What is asked:
Every record that follows must be duplicated exactly, with images left out.
BEGIN Data shown
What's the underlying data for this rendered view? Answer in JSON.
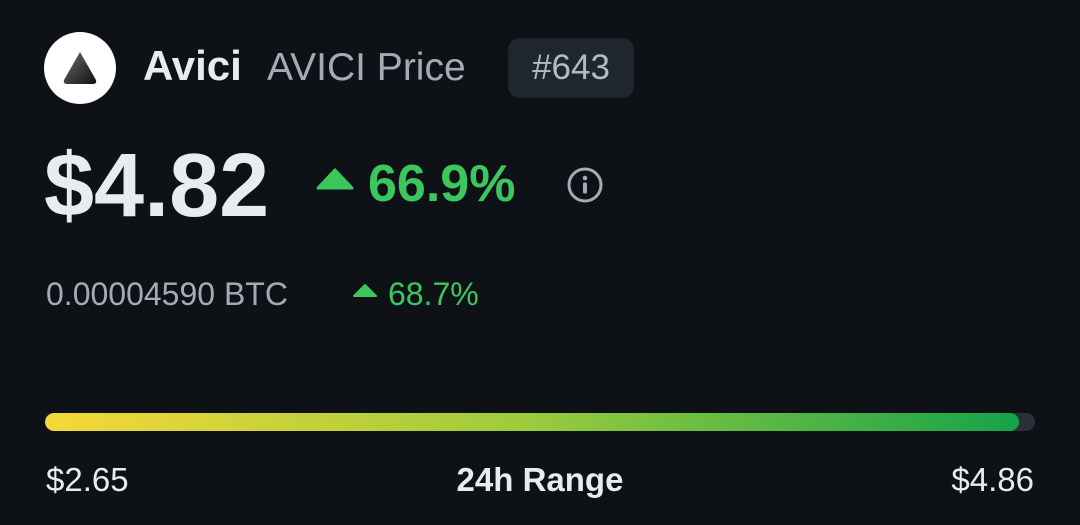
{
  "header": {
    "name": "Avici",
    "symbol_label": "AVICI Price",
    "rank": "#643"
  },
  "price": {
    "usd": "$4.82",
    "usd_change": "66.9%",
    "btc": "0.00004590 BTC",
    "btc_change": "68.7%"
  },
  "range": {
    "low": "$2.65",
    "label": "24h Range",
    "high": "$4.86"
  }
}
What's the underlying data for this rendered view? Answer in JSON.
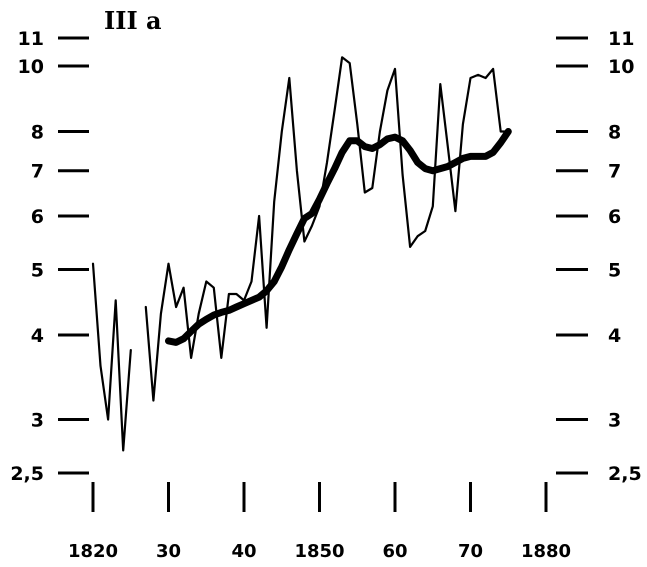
{
  "chart_data": {
    "type": "line",
    "title": "III a",
    "xlabel": "",
    "ylabel": "",
    "y_scale": "log",
    "xlim": [
      1820,
      1880
    ],
    "ylim": [
      2.5,
      11
    ],
    "grid": false,
    "x_tick_labels": [
      {
        "value": 1820,
        "label": "1820"
      },
      {
        "value": 1830,
        "label": "30"
      },
      {
        "value": 1840,
        "label": "40"
      },
      {
        "value": 1850,
        "label": "1850"
      },
      {
        "value": 1860,
        "label": "60"
      },
      {
        "value": 1870,
        "label": "70"
      },
      {
        "value": 1880,
        "label": "1880"
      }
    ],
    "y_tick_labels": [
      {
        "value": 11,
        "label": "11"
      },
      {
        "value": 10,
        "label": "10"
      },
      {
        "value": 8,
        "label": "8"
      },
      {
        "value": 7,
        "label": "7"
      },
      {
        "value": 6,
        "label": "6"
      },
      {
        "value": 5,
        "label": "5"
      },
      {
        "value": 4,
        "label": "4"
      },
      {
        "value": 3,
        "label": "3"
      },
      {
        "value": 2.5,
        "label": "2,5"
      }
    ],
    "series": [
      {
        "style": "thin",
        "segments": [
          {
            "x": [
              1820,
              1821,
              1822,
              1823,
              1824,
              1825
            ],
            "y": [
              5.1,
              3.6,
              3.0,
              4.5,
              2.7,
              3.8
            ]
          },
          {
            "x": [
              1827,
              1828,
              1829,
              1830,
              1831,
              1832,
              1833,
              1834,
              1835,
              1836,
              1837,
              1838,
              1839,
              1840,
              1841,
              1842,
              1843,
              1844,
              1845,
              1846,
              1847,
              1848,
              1849,
              1850,
              1851,
              1852,
              1853,
              1854,
              1855,
              1856,
              1857,
              1858,
              1859,
              1860,
              1861,
              1862,
              1863,
              1864,
              1865,
              1866,
              1867,
              1868,
              1869,
              1870,
              1871,
              1872,
              1873,
              1874,
              1875
            ],
            "y": [
              4.4,
              3.2,
              4.3,
              5.1,
              4.4,
              4.7,
              3.7,
              4.3,
              4.8,
              4.7,
              3.7,
              4.6,
              4.6,
              4.5,
              4.8,
              6.0,
              4.1,
              6.3,
              8.0,
              9.6,
              7.0,
              5.5,
              5.8,
              6.2,
              7.2,
              8.6,
              10.3,
              10.1,
              8.2,
              6.5,
              6.6,
              8.0,
              9.2,
              9.9,
              6.9,
              5.4,
              5.6,
              5.7,
              6.2,
              9.4,
              7.6,
              6.1,
              8.2,
              9.6,
              9.7,
              9.6,
              9.9,
              8.0,
              8.0
            ]
          }
        ]
      },
      {
        "style": "thick",
        "segments": [
          {
            "x": [
              1830,
              1831,
              1832,
              1833,
              1834,
              1835,
              1836,
              1837,
              1838,
              1839,
              1840,
              1841,
              1842,
              1843,
              1844,
              1845,
              1846,
              1847,
              1848,
              1849,
              1850,
              1851,
              1852,
              1853,
              1854,
              1855,
              1856,
              1857,
              1858,
              1859,
              1860,
              1861,
              1862,
              1863,
              1864,
              1865,
              1866,
              1867,
              1868,
              1869,
              1870,
              1871,
              1872,
              1873,
              1874,
              1875
            ],
            "y": [
              3.92,
              3.9,
              3.95,
              4.05,
              4.15,
              4.22,
              4.28,
              4.32,
              4.35,
              4.4,
              4.45,
              4.5,
              4.55,
              4.65,
              4.8,
              5.05,
              5.35,
              5.65,
              5.95,
              6.05,
              6.35,
              6.7,
              7.05,
              7.45,
              7.75,
              7.75,
              7.6,
              7.55,
              7.65,
              7.8,
              7.85,
              7.75,
              7.5,
              7.2,
              7.05,
              7.0,
              7.05,
              7.1,
              7.2,
              7.3,
              7.35,
              7.35,
              7.35,
              7.45,
              7.7,
              8.0
            ]
          }
        ]
      }
    ]
  }
}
END Data shown
Exercise output:
What's the underlying data for this rendered view? Answer in JSON.
{
  "header": {
    "name": "Avici",
    "symbol_label": "AVICI Price",
    "rank": "#643"
  },
  "price": {
    "usd": "$4.82",
    "usd_change": "66.9%",
    "btc": "0.00004590 BTC",
    "btc_change": "68.7%"
  },
  "range": {
    "low": "$2.65",
    "label": "24h Range",
    "high": "$4.86"
  }
}
What's the underlying data for this rendered view? Answer in JSON.
{
  "chart_data": {
    "type": "line",
    "title": "III a",
    "xlabel": "",
    "ylabel": "",
    "y_scale": "log",
    "xlim": [
      1820,
      1880
    ],
    "ylim": [
      2.5,
      11
    ],
    "grid": false,
    "x_tick_labels": [
      {
        "value": 1820,
        "label": "1820"
      },
      {
        "value": 1830,
        "label": "30"
      },
      {
        "value": 1840,
        "label": "40"
      },
      {
        "value": 1850,
        "label": "1850"
      },
      {
        "value": 1860,
        "label": "60"
      },
      {
        "value": 1870,
        "label": "70"
      },
      {
        "value": 1880,
        "label": "1880"
      }
    ],
    "y_tick_labels": [
      {
        "value": 11,
        "label": "11"
      },
      {
        "value": 10,
        "label": "10"
      },
      {
        "value": 8,
        "label": "8"
      },
      {
        "value": 7,
        "label": "7"
      },
      {
        "value": 6,
        "label": "6"
      },
      {
        "value": 5,
        "label": "5"
      },
      {
        "value": 4,
        "label": "4"
      },
      {
        "value": 3,
        "label": "3"
      },
      {
        "value": 2.5,
        "label": "2,5"
      }
    ],
    "series": [
      {
        "style": "thin",
        "segments": [
          {
            "x": [
              1820,
              1821,
              1822,
              1823,
              1824,
              1825
            ],
            "y": [
              5.1,
              3.6,
              3.0,
              4.5,
              2.7,
              3.8
            ]
          },
          {
            "x": [
              1827,
              1828,
              1829,
              1830,
              1831,
              1832,
              1833,
              1834,
              1835,
              1836,
              1837,
              1838,
              1839,
              1840,
              1841,
              1842,
              1843,
              1844,
              1845,
              1846,
              1847,
              1848,
              1849,
              1850,
              1851,
              1852,
              1853,
              1854,
              1855,
              1856,
              1857,
              1858,
              1859,
              1860,
              1861,
              1862,
              1863,
              1864,
              1865,
              1866,
              1867,
              1868,
              1869,
              1870,
              1871,
              1872,
              1873,
              1874,
              1875
            ],
            "y": [
              4.4,
              3.2,
              4.3,
              5.1,
              4.4,
              4.7,
              3.7,
              4.3,
              4.8,
              4.7,
              3.7,
              4.6,
              4.6,
              4.5,
              4.8,
              6.0,
              4.1,
              6.3,
              8.0,
              9.6,
              7.0,
              5.5,
              5.8,
              6.2,
              7.2,
              8.6,
              10.3,
              10.1,
              8.2,
              6.5,
              6.6,
              8.0,
              9.2,
              9.9,
              6.9,
              5.4,
              5.6,
              5.7,
              6.2,
              9.4,
              7.6,
              6.1,
              8.2,
              9.6,
              9.7,
              9.6,
              9.9,
              8.0,
              8.0
            ]
          }
        ]
      },
      {
        "style": "thick",
        "segments": [
          {
            "x": [
              1830,
              1831,
              1832,
              1833,
              1834,
              1835,
              1836,
              1837,
              1838,
              1839,
              1840,
              1841,
              1842,
              1843,
              1844,
              1845,
              1846,
              1847,
              1848,
              1849,
              1850,
              1851,
              1852,
              1853,
              1854,
              1855,
              1856,
              1857,
              1858,
              1859,
              1860,
              1861,
              1862,
              1863,
              1864,
              1865,
              1866,
              1867,
              1868,
              1869,
              1870,
              1871,
              1872,
              1873,
              1874,
              1875
            ],
            "y": [
              3.92,
              3.9,
              3.95,
              4.05,
              4.15,
              4.22,
              4.28,
              4.32,
              4.35,
              4.4,
              4.45,
              4.5,
              4.55,
              4.65,
              4.8,
              5.05,
              5.35,
              5.65,
              5.95,
              6.05,
              6.35,
              6.7,
              7.05,
              7.45,
              7.75,
              7.75,
              7.6,
              7.55,
              7.65,
              7.8,
              7.85,
              7.75,
              7.5,
              7.2,
              7.05,
              7.0,
              7.05,
              7.1,
              7.2,
              7.3,
              7.35,
              7.35,
              7.35,
              7.45,
              7.7,
              8.0
            ]
          }
        ]
      }
    ]
  }
}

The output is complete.